BEGIN THE DATA

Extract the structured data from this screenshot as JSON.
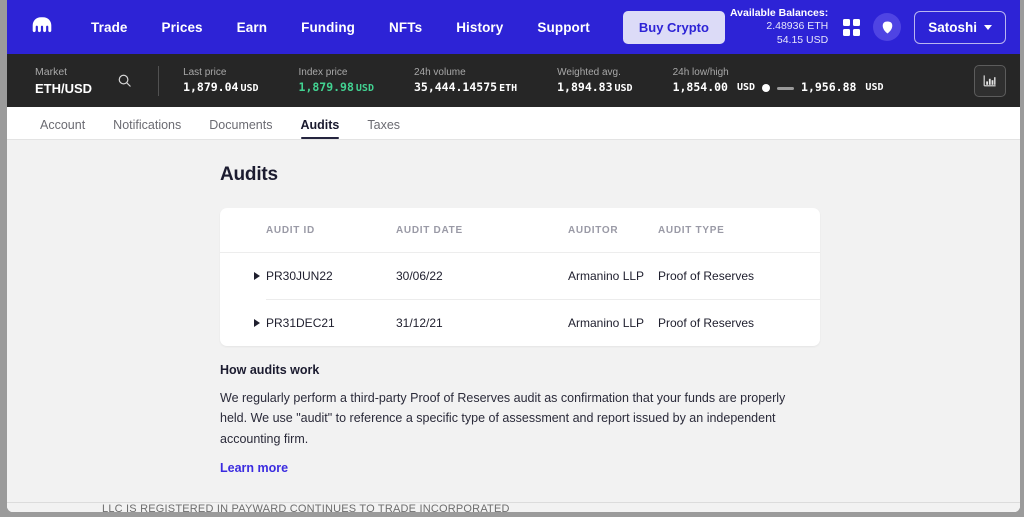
{
  "topnav": {
    "logo_name": "kraken-logo",
    "links": [
      {
        "label": "Trade"
      },
      {
        "label": "Prices"
      },
      {
        "label": "Earn"
      },
      {
        "label": "Funding"
      },
      {
        "label": "NFTs"
      },
      {
        "label": "History"
      },
      {
        "label": "Support"
      }
    ],
    "buy_crypto_label": "Buy Crypto",
    "balances": {
      "title": "Available Balances:",
      "eth": "2.48936 ETH",
      "usd": "54.15 USD"
    },
    "user_label": "Satoshi",
    "colors": {
      "nav_bg": "#2d23d6",
      "buy_btn_bg": "#dcdbf7",
      "buy_btn_text": "#2d23d6"
    }
  },
  "ticker": {
    "market_label": "Market",
    "market_value": "ETH/USD",
    "stats": [
      {
        "label": "Last price",
        "value": "1,879.04",
        "unit": "USD",
        "green": false
      },
      {
        "label": "Index price",
        "value": "1,879.98",
        "unit": "USD",
        "green": true
      },
      {
        "label": "24h volume",
        "value": "35,444.14575",
        "unit": "ETH",
        "green": false
      },
      {
        "label": "Weighted avg.",
        "value": "1,894.83",
        "unit": "USD",
        "green": false
      }
    ],
    "lowhigh": {
      "label": "24h low/high",
      "low": "1,854.00",
      "low_unit": "USD",
      "high": "1,956.88",
      "high_unit": "USD"
    },
    "colors": {
      "bar_bg": "#262626",
      "green": "#42d392"
    }
  },
  "subtabs": {
    "items": [
      {
        "label": "Account",
        "active": false
      },
      {
        "label": "Notifications",
        "active": false
      },
      {
        "label": "Documents",
        "active": false
      },
      {
        "label": "Audits",
        "active": true
      },
      {
        "label": "Taxes",
        "active": false
      }
    ]
  },
  "main": {
    "page_title": "Audits",
    "table": {
      "headers": [
        "AUDIT ID",
        "AUDIT DATE",
        "AUDITOR",
        "AUDIT TYPE"
      ],
      "rows": [
        {
          "id": "PR30JUN22",
          "date": "30/06/22",
          "auditor": "Armanino LLP",
          "type": "Proof of Reserves"
        },
        {
          "id": "PR31DEC21",
          "date": "31/12/21",
          "auditor": "Armanino LLP",
          "type": "Proof of Reserves"
        }
      ]
    },
    "info": {
      "heading": "How audits work",
      "body": "We regularly perform a third-party Proof of Reserves audit as confirmation that your funds are properly held. We use \"audit\" to reference a specific type of assessment and report issued by an independent accounting firm.",
      "link_label": "Learn more",
      "link_color": "#3b2ce0"
    }
  },
  "footer": {
    "text": "LLC IS REGISTERED IN PAYWARD CONTINUES TO TRADE INCORPORATED"
  }
}
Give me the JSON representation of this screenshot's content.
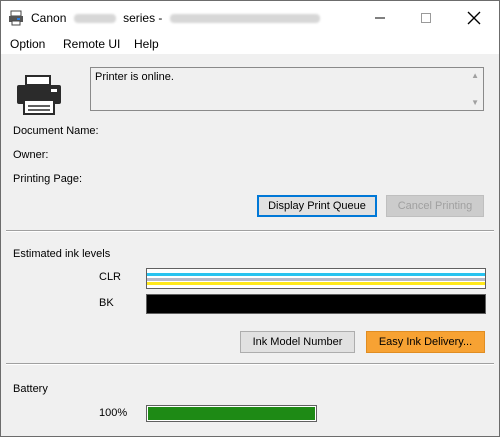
{
  "window": {
    "title_prefix": "Canon",
    "title_suffix": "series -",
    "controls": {
      "minimize": "—",
      "maximize": "☐",
      "close": "✕"
    }
  },
  "menu": [
    "Option",
    "Remote UI",
    "Help"
  ],
  "status": {
    "message": "Printer is online."
  },
  "job": {
    "document_name_label": "Document Name:",
    "owner_label": "Owner:",
    "printing_page_label": "Printing Page:"
  },
  "buttons": {
    "display_queue": "Display Print Queue",
    "cancel_printing": "Cancel Printing",
    "ink_model": "Ink Model Number",
    "easy_ink": "Easy Ink Delivery..."
  },
  "ink": {
    "section_label": "Estimated ink levels",
    "clr_label": "CLR",
    "bk_label": "BK",
    "colors": {
      "cyan": "#29c3ef",
      "magenta": "#b8b8c8",
      "yellow": "#ffe81a",
      "black": "#000000"
    }
  },
  "battery": {
    "section_label": "Battery",
    "percent_text": "100%",
    "level": 1.0,
    "fill_color": "#1e8a15"
  }
}
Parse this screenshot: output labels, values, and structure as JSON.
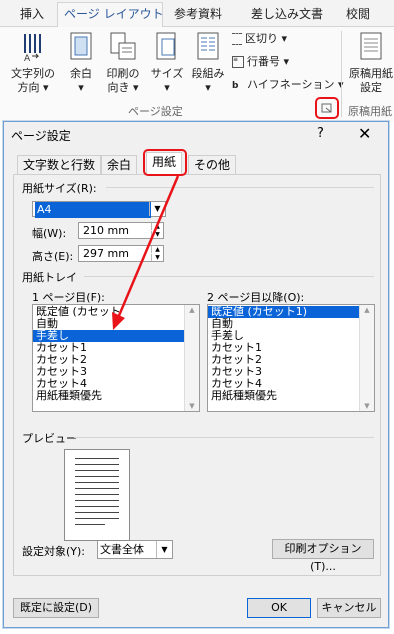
{
  "ribbon": {
    "tabs": [
      "挿入",
      "ページ レイアウト",
      "参考資料",
      "差し込み文書",
      "校閲"
    ],
    "active_tab": "ページ レイアウト",
    "buttons": [
      {
        "line1": "文字列の",
        "line2": "方向 ▾"
      },
      {
        "line1": "余白",
        "line2": "▾"
      },
      {
        "line1": "印刷の",
        "line2": "向き ▾"
      },
      {
        "line1": "サイズ",
        "line2": "▾"
      },
      {
        "line1": "段組み",
        "line2": "▾"
      }
    ],
    "small_buttons": [
      "区切り ▾",
      "行番号 ▾",
      "ハイフネーション ▾"
    ],
    "group_label": "ページ設定",
    "right_button": {
      "line1": "原稿用紙",
      "line2": "設定"
    },
    "right_group_label": "原稿用紙"
  },
  "dialog": {
    "title": "ページ設定",
    "help": "?",
    "close": "✕",
    "tabs": [
      "文字数と行数",
      "余白",
      "用紙",
      "その他"
    ],
    "selected_tab": "用紙",
    "paper_size": {
      "label": "用紙サイズ(R):",
      "value": "A4",
      "width_label": "幅(W):",
      "width_value": "210 mm",
      "height_label": "高さ(E):",
      "height_value": "297 mm"
    },
    "paper_tray": {
      "label": "用紙トレイ",
      "first_page_label": "1 ページ目(F):",
      "first_page_items": [
        "既定値 (カセット",
        "自動",
        "手差し",
        "カセット1",
        "カセット2",
        "カセット3",
        "カセット4",
        "用紙種類優先"
      ],
      "first_page_selected": 2,
      "other_pages_label": "2 ページ目以降(O):",
      "other_pages_items": [
        "既定値 (カセット1)",
        "自動",
        "手差し",
        "カセット1",
        "カセット2",
        "カセット3",
        "カセット4",
        "用紙種類優先"
      ],
      "other_pages_selected": 0
    },
    "preview_label": "プレビュー",
    "apply_to_label": "設定対象(Y):",
    "apply_to_value": "文書全体",
    "print_options_button": "印刷オプション(T)...",
    "default_button": "既定に設定(D)",
    "ok_button": "OK",
    "cancel_button": "キャンセル"
  },
  "annotation_color": "#e8141a"
}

END THE DATA

> **EXERCISE**: Make an exact copy of every entry above, minus the images.

> **EXPECTED ANSWER**:
Extract the structured data from this screenshot as JSON.
{
  "topnav": {
    "logo_name": "kraken-logo",
    "links": [
      {
        "label": "Trade"
      },
      {
        "label": "Prices"
      },
      {
        "label": "Earn"
      },
      {
        "label": "Funding"
      },
      {
        "label": "NFTs"
      },
      {
        "label": "History"
      },
      {
        "label": "Support"
      }
    ],
    "buy_crypto_label": "Buy Crypto",
    "balances": {
      "title": "Available Balances:",
      "eth": "2.48936 ETH",
      "usd": "54.15 USD"
    },
    "user_label": "Satoshi",
    "colors": {
      "nav_bg": "#2d23d6",
      "buy_btn_bg": "#dcdbf7",
      "buy_btn_text": "#2d23d6"
    }
  },
  "ticker": {
    "market_label": "Market",
    "market_value": "ETH/USD",
    "stats": [
      {
        "label": "Last price",
        "value": "1,879.04",
        "unit": "USD",
        "green": false
      },
      {
        "label": "Index price",
        "value": "1,879.98",
        "unit": "USD",
        "green": true
      },
      {
        "label": "24h volume",
        "value": "35,444.14575",
        "unit": "ETH",
        "green": false
      },
      {
        "label": "Weighted avg.",
        "value": "1,894.83",
        "unit": "USD",
        "green": false
      }
    ],
    "lowhigh": {
      "label": "24h low/high",
      "low": "1,854.00",
      "low_unit": "USD",
      "high": "1,956.88",
      "high_unit": "USD"
    },
    "colors": {
      "bar_bg": "#262626",
      "green": "#42d392"
    }
  },
  "subtabs": {
    "items": [
      {
        "label": "Account",
        "active": false
      },
      {
        "label": "Notifications",
        "active": false
      },
      {
        "label": "Documents",
        "active": false
      },
      {
        "label": "Audits",
        "active": true
      },
      {
        "label": "Taxes",
        "active": false
      }
    ]
  },
  "main": {
    "page_title": "Audits",
    "table": {
      "headers": [
        "AUDIT ID",
        "AUDIT DATE",
        "AUDITOR",
        "AUDIT TYPE"
      ],
      "rows": [
        {
          "id": "PR30JUN22",
          "date": "30/06/22",
          "auditor": "Armanino LLP",
          "type": "Proof of Reserves"
        },
        {
          "id": "PR31DEC21",
          "date": "31/12/21",
          "auditor": "Armanino LLP",
          "type": "Proof of Reserves"
        }
      ]
    },
    "info": {
      "heading": "How audits work",
      "body": "We regularly perform a third-party Proof of Reserves audit as confirmation that your funds are properly held. We use \"audit\" to reference a specific type of assessment and report issued by an independent accounting firm.",
      "link_label": "Learn more",
      "link_color": "#3b2ce0"
    }
  },
  "footer": {
    "text": "LLC IS REGISTERED IN PAYWARD CONTINUES TO TRADE INCORPORATED"
  }
}
Give me the JSON representation of this screenshot's content.
{
  "window": {
    "title_prefix": "Canon",
    "title_suffix": "series -",
    "controls": {
      "minimize": "—",
      "maximize": "☐",
      "close": "✕"
    }
  },
  "menu": [
    "Option",
    "Remote UI",
    "Help"
  ],
  "status": {
    "message": "Printer is online."
  },
  "job": {
    "document_name_label": "Document Name:",
    "owner_label": "Owner:",
    "printing_page_label": "Printing Page:"
  },
  "buttons": {
    "display_queue": "Display Print Queue",
    "cancel_printing": "Cancel Printing",
    "ink_model": "Ink Model Number",
    "easy_ink": "Easy Ink Delivery..."
  },
  "ink": {
    "section_label": "Estimated ink levels",
    "clr_label": "CLR",
    "bk_label": "BK",
    "colors": {
      "cyan": "#29c3ef",
      "magenta": "#b8b8c8",
      "yellow": "#ffe81a",
      "black": "#000000"
    }
  },
  "battery": {
    "section_label": "Battery",
    "percent_text": "100%",
    "level": 1.0,
    "fill_color": "#1e8a15"
  }
}
Parse this screenshot: output labels, values, and structure as JSON.
{
  "ribbon": {
    "tabs": [
      "挿入",
      "ページ レイアウト",
      "参考資料",
      "差し込み文書",
      "校閲"
    ],
    "active_tab": "ページ レイアウト",
    "buttons": [
      {
        "line1": "文字列の",
        "line2": "方向 ▾"
      },
      {
        "line1": "余白",
        "line2": "▾"
      },
      {
        "line1": "印刷の",
        "line2": "向き ▾"
      },
      {
        "line1": "サイズ",
        "line2": "▾"
      },
      {
        "line1": "段組み",
        "line2": "▾"
      }
    ],
    "small_buttons": [
      "区切り ▾",
      "行番号 ▾",
      "ハイフネーション ▾"
    ],
    "group_label": "ページ設定",
    "right_button": {
      "line1": "原稿用紙",
      "line2": "設定"
    },
    "right_group_label": "原稿用紙"
  },
  "dialog": {
    "title": "ページ設定",
    "help": "?",
    "close": "✕",
    "tabs": [
      "文字数と行数",
      "余白",
      "用紙",
      "その他"
    ],
    "selected_tab": "用紙",
    "paper_size": {
      "label": "用紙サイズ(R):",
      "value": "A4",
      "width_label": "幅(W):",
      "width_value": "210 mm",
      "height_label": "高さ(E):",
      "height_value": "297 mm"
    },
    "paper_tray": {
      "label": "用紙トレイ",
      "first_page_label": "1 ページ目(F):",
      "first_page_items": [
        "既定値 (カセット",
        "自動",
        "手差し",
        "カセット1",
        "カセット2",
        "カセット3",
        "カセット4",
        "用紙種類優先"
      ],
      "first_page_selected": 2,
      "other_pages_label": "2 ページ目以降(O):",
      "other_pages_items": [
        "既定値 (カセット1)",
        "自動",
        "手差し",
        "カセット1",
        "カセット2",
        "カセット3",
        "カセット4",
        "用紙種類優先"
      ],
      "other_pages_selected": 0
    },
    "preview_label": "プレビュー",
    "apply_to_label": "設定対象(Y):",
    "apply_to_value": "文書全体",
    "print_options_button": "印刷オプション(T)...",
    "default_button": "既定に設定(D)",
    "ok_button": "OK",
    "cancel_button": "キャンセル"
  },
  "annotation_color": "#e8141a"
}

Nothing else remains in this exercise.